— START Stored data —

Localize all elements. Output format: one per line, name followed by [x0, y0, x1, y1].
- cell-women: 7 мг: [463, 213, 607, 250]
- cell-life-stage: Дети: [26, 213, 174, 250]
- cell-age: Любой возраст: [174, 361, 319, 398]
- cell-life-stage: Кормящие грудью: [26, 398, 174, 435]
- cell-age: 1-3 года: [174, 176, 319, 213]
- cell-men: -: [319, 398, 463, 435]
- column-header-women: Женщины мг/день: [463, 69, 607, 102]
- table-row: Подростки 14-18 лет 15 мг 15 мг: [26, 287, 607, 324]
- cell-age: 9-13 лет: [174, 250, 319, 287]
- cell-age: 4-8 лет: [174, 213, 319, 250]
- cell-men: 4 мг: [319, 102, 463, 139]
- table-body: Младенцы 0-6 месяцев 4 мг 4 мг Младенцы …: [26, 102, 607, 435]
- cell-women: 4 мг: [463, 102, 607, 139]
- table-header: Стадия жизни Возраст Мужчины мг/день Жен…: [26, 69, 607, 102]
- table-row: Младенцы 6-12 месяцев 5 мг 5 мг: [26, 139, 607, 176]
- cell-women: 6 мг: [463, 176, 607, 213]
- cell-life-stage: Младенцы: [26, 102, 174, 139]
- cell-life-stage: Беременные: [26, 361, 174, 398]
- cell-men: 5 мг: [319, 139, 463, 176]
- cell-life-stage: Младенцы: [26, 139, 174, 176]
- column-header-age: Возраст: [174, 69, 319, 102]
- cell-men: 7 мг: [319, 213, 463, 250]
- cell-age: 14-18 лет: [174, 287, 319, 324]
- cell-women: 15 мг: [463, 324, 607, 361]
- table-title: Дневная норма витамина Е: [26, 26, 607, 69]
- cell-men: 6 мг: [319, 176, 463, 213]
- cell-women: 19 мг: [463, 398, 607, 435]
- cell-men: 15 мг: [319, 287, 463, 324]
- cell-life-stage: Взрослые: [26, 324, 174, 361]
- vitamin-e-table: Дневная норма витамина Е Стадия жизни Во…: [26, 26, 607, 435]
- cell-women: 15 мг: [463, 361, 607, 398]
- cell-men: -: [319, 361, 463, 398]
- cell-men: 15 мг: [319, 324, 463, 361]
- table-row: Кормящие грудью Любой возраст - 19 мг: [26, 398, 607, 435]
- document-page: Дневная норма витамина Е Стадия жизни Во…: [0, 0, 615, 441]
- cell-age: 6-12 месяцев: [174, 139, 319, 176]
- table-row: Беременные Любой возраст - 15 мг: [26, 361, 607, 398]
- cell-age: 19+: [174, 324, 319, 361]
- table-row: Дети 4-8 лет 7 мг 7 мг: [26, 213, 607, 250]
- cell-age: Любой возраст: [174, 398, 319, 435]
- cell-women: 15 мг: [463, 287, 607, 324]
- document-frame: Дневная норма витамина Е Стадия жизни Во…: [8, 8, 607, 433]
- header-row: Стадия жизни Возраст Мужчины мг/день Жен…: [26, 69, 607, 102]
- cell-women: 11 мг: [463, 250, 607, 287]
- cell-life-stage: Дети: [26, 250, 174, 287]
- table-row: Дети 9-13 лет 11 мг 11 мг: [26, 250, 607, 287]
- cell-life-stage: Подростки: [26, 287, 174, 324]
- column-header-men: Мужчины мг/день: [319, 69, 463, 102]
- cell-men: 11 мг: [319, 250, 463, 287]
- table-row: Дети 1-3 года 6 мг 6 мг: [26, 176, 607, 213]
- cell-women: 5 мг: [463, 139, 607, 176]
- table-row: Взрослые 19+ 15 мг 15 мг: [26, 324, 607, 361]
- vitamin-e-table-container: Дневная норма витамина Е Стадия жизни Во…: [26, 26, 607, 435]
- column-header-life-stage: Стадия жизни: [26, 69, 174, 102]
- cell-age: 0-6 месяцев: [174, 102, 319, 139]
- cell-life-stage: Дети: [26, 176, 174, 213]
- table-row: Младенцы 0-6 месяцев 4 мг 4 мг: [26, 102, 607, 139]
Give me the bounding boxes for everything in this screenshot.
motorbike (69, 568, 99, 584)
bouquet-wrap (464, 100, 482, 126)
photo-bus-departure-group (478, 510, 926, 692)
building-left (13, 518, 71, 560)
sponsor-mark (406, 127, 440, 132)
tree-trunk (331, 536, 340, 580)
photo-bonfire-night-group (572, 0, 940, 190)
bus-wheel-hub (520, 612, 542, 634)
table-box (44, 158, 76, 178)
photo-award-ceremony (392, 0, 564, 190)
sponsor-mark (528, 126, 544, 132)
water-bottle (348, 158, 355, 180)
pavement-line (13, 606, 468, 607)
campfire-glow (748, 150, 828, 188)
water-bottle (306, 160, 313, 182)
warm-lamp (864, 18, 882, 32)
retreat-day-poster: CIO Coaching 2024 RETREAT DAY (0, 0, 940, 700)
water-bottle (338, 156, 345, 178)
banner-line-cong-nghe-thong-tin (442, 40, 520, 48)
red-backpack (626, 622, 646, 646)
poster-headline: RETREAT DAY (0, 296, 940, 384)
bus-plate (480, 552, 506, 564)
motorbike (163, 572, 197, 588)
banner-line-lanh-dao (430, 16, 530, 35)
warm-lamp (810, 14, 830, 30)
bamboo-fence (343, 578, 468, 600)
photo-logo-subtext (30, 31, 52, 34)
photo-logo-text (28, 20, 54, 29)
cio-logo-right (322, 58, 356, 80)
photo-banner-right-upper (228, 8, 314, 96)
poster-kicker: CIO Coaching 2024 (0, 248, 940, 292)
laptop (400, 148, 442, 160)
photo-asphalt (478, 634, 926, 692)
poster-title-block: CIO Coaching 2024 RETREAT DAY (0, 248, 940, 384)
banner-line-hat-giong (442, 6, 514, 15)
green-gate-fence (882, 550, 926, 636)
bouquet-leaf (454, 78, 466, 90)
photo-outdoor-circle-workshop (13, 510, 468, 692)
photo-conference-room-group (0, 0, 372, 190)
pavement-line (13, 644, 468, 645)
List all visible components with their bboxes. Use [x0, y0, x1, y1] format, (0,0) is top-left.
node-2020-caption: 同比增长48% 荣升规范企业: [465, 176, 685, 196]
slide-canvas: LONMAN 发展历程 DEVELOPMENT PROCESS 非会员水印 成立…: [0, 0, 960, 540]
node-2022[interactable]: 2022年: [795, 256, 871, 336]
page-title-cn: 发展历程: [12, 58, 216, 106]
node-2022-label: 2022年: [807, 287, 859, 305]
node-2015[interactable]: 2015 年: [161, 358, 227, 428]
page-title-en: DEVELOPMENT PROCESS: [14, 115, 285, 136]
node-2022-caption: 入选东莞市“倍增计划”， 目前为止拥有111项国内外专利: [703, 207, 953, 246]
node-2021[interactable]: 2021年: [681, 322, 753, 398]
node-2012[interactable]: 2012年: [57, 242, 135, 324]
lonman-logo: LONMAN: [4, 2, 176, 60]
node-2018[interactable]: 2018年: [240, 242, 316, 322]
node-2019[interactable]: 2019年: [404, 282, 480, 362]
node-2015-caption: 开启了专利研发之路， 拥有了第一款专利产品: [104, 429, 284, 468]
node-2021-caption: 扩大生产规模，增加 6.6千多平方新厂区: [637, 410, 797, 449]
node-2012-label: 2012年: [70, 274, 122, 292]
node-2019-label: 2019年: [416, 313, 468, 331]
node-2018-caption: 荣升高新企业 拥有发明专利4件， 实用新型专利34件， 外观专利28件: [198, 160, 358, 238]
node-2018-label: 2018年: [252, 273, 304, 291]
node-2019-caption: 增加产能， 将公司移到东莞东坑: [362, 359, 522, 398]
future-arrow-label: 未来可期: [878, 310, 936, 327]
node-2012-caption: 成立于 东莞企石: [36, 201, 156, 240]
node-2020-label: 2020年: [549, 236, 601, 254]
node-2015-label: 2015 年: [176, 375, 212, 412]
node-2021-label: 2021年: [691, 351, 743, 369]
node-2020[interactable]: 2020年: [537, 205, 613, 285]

— END Stored data —

### Problem to work on
Copy out the material above word for word, from its first line through the line that reads "- cell-men: 5 мг: [319, 139, 463, 176]", including both.

### Finished exercise
Localize all elements. Output format: one per line, name followed by [x0, y0, x1, y1].
- cell-women: 7 мг: [463, 213, 607, 250]
- cell-life-stage: Дети: [26, 213, 174, 250]
- cell-age: Любой возраст: [174, 361, 319, 398]
- cell-life-stage: Кормящие грудью: [26, 398, 174, 435]
- cell-age: 1-3 года: [174, 176, 319, 213]
- cell-men: -: [319, 398, 463, 435]
- column-header-women: Женщины мг/день: [463, 69, 607, 102]
- table-row: Подростки 14-18 лет 15 мг 15 мг: [26, 287, 607, 324]
- cell-age: 9-13 лет: [174, 250, 319, 287]
- cell-age: 4-8 лет: [174, 213, 319, 250]
- cell-men: 4 мг: [319, 102, 463, 139]
- table-body: Младенцы 0-6 месяцев 4 мг 4 мг Младенцы …: [26, 102, 607, 435]
- cell-women: 4 мг: [463, 102, 607, 139]
- table-header: Стадия жизни Возраст Мужчины мг/день Жен…: [26, 69, 607, 102]
- table-row: Младенцы 6-12 месяцев 5 мг 5 мг: [26, 139, 607, 176]
- cell-women: 6 мг: [463, 176, 607, 213]
- cell-life-stage: Младенцы: [26, 102, 174, 139]
- cell-life-stage: Беременные: [26, 361, 174, 398]
- cell-men: 5 мг: [319, 139, 463, 176]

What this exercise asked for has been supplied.